To do
Filter the entries below, keeping only lines with the word "such".

Items from a data source
········
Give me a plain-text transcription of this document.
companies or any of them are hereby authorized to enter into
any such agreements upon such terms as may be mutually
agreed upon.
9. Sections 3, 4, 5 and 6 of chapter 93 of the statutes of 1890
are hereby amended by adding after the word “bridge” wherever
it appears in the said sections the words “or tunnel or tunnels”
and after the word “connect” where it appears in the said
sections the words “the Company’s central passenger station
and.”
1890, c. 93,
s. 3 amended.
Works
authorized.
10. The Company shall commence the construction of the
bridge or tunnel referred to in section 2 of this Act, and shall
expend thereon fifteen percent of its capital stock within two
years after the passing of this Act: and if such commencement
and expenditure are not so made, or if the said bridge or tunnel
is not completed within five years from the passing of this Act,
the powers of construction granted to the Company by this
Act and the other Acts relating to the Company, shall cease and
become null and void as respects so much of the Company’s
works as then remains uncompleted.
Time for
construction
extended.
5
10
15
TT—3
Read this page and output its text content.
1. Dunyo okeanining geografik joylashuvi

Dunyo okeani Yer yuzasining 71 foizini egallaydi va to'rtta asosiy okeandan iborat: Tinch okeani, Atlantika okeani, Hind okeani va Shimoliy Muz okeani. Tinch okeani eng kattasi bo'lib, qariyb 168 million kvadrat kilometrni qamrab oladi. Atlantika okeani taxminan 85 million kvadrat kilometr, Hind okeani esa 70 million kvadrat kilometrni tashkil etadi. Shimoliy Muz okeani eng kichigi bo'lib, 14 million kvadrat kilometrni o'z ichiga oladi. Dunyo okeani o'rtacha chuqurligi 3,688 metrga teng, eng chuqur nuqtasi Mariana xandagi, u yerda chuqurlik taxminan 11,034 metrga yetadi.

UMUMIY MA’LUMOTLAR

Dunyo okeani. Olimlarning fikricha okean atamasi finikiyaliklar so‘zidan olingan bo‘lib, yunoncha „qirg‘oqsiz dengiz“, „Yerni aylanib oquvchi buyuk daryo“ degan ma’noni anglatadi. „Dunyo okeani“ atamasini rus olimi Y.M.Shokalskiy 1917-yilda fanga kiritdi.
········
Output of the exercise
any such agreements upon such terms as may be mutually
years after the passing of this Act: and if such commencement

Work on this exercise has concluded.